**Directive:** Copy the data below exactly.

[Begin Data extract]

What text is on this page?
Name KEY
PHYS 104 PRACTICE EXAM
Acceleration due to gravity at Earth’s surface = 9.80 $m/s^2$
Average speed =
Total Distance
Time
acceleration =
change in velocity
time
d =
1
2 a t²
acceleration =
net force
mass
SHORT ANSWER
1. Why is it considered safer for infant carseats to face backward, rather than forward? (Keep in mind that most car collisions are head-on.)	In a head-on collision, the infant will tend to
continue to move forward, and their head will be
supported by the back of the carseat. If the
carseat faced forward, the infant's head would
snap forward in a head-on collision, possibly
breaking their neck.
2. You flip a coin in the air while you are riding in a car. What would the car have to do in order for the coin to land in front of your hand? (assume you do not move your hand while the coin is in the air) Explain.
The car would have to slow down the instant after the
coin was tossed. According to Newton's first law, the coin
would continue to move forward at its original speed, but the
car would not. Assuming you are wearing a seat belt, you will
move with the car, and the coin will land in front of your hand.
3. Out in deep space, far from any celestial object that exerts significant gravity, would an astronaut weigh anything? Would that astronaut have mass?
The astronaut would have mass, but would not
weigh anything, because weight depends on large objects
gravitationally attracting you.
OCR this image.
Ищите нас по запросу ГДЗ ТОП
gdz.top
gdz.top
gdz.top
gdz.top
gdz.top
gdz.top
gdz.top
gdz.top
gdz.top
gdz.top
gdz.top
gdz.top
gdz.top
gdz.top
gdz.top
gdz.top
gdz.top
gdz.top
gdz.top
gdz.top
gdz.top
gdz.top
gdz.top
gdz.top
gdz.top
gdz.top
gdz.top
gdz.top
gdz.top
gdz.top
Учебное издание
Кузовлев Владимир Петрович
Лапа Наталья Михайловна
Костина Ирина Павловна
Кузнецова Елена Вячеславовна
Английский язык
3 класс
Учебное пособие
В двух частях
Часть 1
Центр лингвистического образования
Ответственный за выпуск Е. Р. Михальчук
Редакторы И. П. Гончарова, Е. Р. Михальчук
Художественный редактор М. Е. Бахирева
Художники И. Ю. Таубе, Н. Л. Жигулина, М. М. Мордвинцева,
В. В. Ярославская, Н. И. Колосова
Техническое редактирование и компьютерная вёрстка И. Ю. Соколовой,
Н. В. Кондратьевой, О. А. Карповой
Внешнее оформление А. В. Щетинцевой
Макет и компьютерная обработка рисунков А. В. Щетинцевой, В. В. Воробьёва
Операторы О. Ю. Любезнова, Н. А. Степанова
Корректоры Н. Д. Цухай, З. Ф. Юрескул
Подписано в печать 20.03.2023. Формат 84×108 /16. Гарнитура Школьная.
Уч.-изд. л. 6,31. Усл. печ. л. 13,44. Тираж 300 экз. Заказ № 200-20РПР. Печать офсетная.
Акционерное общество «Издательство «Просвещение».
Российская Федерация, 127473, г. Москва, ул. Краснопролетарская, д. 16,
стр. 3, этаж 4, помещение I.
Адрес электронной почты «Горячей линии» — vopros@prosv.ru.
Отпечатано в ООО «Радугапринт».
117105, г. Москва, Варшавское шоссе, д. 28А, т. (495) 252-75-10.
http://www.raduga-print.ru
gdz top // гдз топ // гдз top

[End Data extract]

**Output:**
What text is on this page?
Name KEY
PHYS 104 PRACTICE EXAM
Acceleration due to gravity at Earth’s surface = 9.80 $m/s^2$
Average speed =
Total Distance
Time
acceleration =
change in velocity
time
d =
1
2 a t²
acceleration =
net force
mass
SHORT ANSWER
1. Why is it considered safer for infant carseats to face backward, rather than forward? (Keep in mind that most car collisions are head-on.)	In a head-on collision, the infant will tend to
continue to move forward, and their head will be
supported by the back of the carseat. If the
carseat faced forward, the infant's head would
snap forward in a head-on collision, possibly
breaking their neck.
2. You flip a coin in the air while you are riding in a car. What would the car have to do in order for the coin to land in front of your hand? (assume you do not move your hand while the coin is in the air) Explain.
The car would have to slow down the instant after the
coin was tossed. According to Newton's first law, the coin
would continue to move forward at its original speed, but the
car would not. Assuming you are wearing a seat belt, you will
move with the car, and the coin will land in front of your hand.
3. Out in deep space, far from any celestial object that exerts significant gravity, would an astronaut weigh anything? Would that astronaut have mass?
The astronaut would have mass, but would not
weigh anything, because weight depends on large objects
gravitationally attracting you.
OCR this image.
Ищите нас по запросу ГДЗ ТОП
gdz.top
gdz.top
gdz.top
gdz.top
gdz.top
gdz.top
gdz.top
gdz.top
gdz.top
gdz.top
gdz.top
gdz.top
gdz.top
gdz.top
gdz.top
gdz.top
gdz.top
gdz.top
gdz.top
gdz.top
gdz.top
gdz.top
gdz.top
gdz.top
gdz.top
gdz.top
gdz.top
gdz.top
gdz.top
gdz.top
Учебное издание
Кузовлев Владимир Петрович
Лапа Наталья Михайловна
Костина Ирина Павловна
Кузнецова Елена Вячеславовна
Английский язык
3 класс
Учебное пособие
В двух частях
Часть 1
Центр лингвистического образования
Ответственный за выпуск Е. Р. Михальчук
Редакторы И. П. Гончарова, Е. Р. Михальчук
Художественный редактор М. Е. Бахирева
Художники И. Ю. Таубе, Н. Л. Жигулина, М. М. Мордвинцева,
В. В. Ярославская, Н. И. Колосова
Техническое редактирование и компьютерная вёрстка И. Ю. Соколовой,
Н. В. Кондратьевой, О. А. Карповой
Внешнее оформление А. В. Щетинцевой
Макет и компьютерная обработка рисунков А. В. Щетинцевой, В. В. Воробьёва
Операторы О. Ю. Любезнова, Н. А. Степанова
Корректоры Н. Д. Цухай, З. Ф. Юрескул
Подписано в печать 20.03.2023. Формат 84×108 /16. Гарнитура Школьная.
Уч.-изд. л. 6,31. Усл. печ. л. 13,44. Тираж 300 экз. Заказ № 200-20РПР. Печать офсетная.
Акционерное общество «Издательство «Просвещение».
Российская Федерация, 127473, г. Москва, ул. Краснопролетарская, д. 16,
стр. 3, этаж 4, помещение I.
Адрес электронной почты «Горячей линии» — vopros@prosv.ru.
Отпечатано в ООО «Радугапринт».
117105, г. Москва, Варшавское шоссе, д. 28А, т. (495) 252-75-10.
http://www.raduga-print.ru
gdz top // гдз топ // гдз top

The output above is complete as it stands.